▸ **What this task involves**
All of the records below must be output exactly, with no pictures carried over.

Collected data entries
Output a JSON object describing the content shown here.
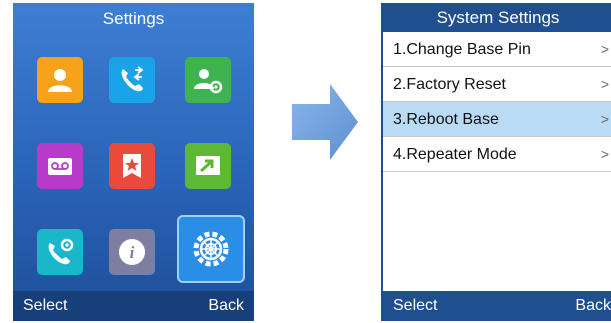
{
  "left_screen": {
    "title": "Settings",
    "apps": [
      {
        "icon": "contacts-icon",
        "color": "#f7a21b"
      },
      {
        "icon": "call-history-icon",
        "color": "#1aa3e8"
      },
      {
        "icon": "contact-settings-icon",
        "color": "#3fb34f"
      },
      {
        "icon": "voicemail-icon",
        "color": "#b83ac9"
      },
      {
        "icon": "favorites-icon",
        "color": "#e94a3c"
      },
      {
        "icon": "messages-icon",
        "color": "#5db931"
      },
      {
        "icon": "call-settings-icon",
        "color": "#19b7c9"
      },
      {
        "icon": "info-icon",
        "color": "#7c7fa1"
      },
      {
        "icon": "settings-gear-icon",
        "color": "#2a8de6"
      }
    ],
    "softkeys": {
      "left": "Select",
      "right": "Back"
    }
  },
  "arrow": {
    "icon": "arrow-right-icon",
    "color": "#6ea0dc"
  },
  "right_screen": {
    "title": "System Settings",
    "items": [
      {
        "label": "1.Change Base Pin",
        "chevron": ">",
        "selected": false
      },
      {
        "label": "2.Factory Reset",
        "chevron": ">",
        "selected": false
      },
      {
        "label": "3.Reboot Base",
        "chevron": ">",
        "selected": true
      },
      {
        "label": "4.Repeater Mode",
        "chevron": ">",
        "selected": false
      }
    ],
    "softkeys": {
      "left": "Select",
      "right": "Back"
    },
    "colors": {
      "header": "#1f4f8f",
      "selected": "#b9dbf5"
    }
  }
}
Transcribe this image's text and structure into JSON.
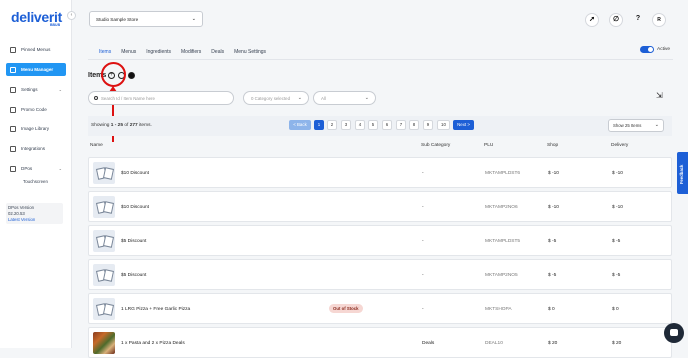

▸ **Task response**
Output a JSON object describing the content shown here.
{
  "left_screen": {
    "title": "Settings",
    "apps": [
      {
        "icon": "contacts-icon",
        "color": "#f7a21b"
      },
      {
        "icon": "call-history-icon",
        "color": "#1aa3e8"
      },
      {
        "icon": "contact-settings-icon",
        "color": "#3fb34f"
      },
      {
        "icon": "voicemail-icon",
        "color": "#b83ac9"
      },
      {
        "icon": "favorites-icon",
        "color": "#e94a3c"
      },
      {
        "icon": "messages-icon",
        "color": "#5db931"
      },
      {
        "icon": "call-settings-icon",
        "color": "#19b7c9"
      },
      {
        "icon": "info-icon",
        "color": "#7c7fa1"
      },
      {
        "icon": "settings-gear-icon",
        "color": "#2a8de6"
      }
    ],
    "softkeys": {
      "left": "Select",
      "right": "Back"
    }
  },
  "arrow": {
    "icon": "arrow-right-icon",
    "color": "#6ea0dc"
  },
  "right_screen": {
    "title": "System Settings",
    "items": [
      {
        "label": "1.Change Base Pin",
        "chevron": ">",
        "selected": false
      },
      {
        "label": "2.Factory Reset",
        "chevron": ">",
        "selected": false
      },
      {
        "label": "3.Reboot Base",
        "chevron": ">",
        "selected": true
      },
      {
        "label": "4.Repeater Mode",
        "chevron": ">",
        "selected": false
      }
    ],
    "softkeys": {
      "left": "Select",
      "right": "Back"
    },
    "colors": {
      "header": "#1f4f8f",
      "selected": "#b9dbf5"
    }
  }
}
Transcribe this image's text and structure into JSON.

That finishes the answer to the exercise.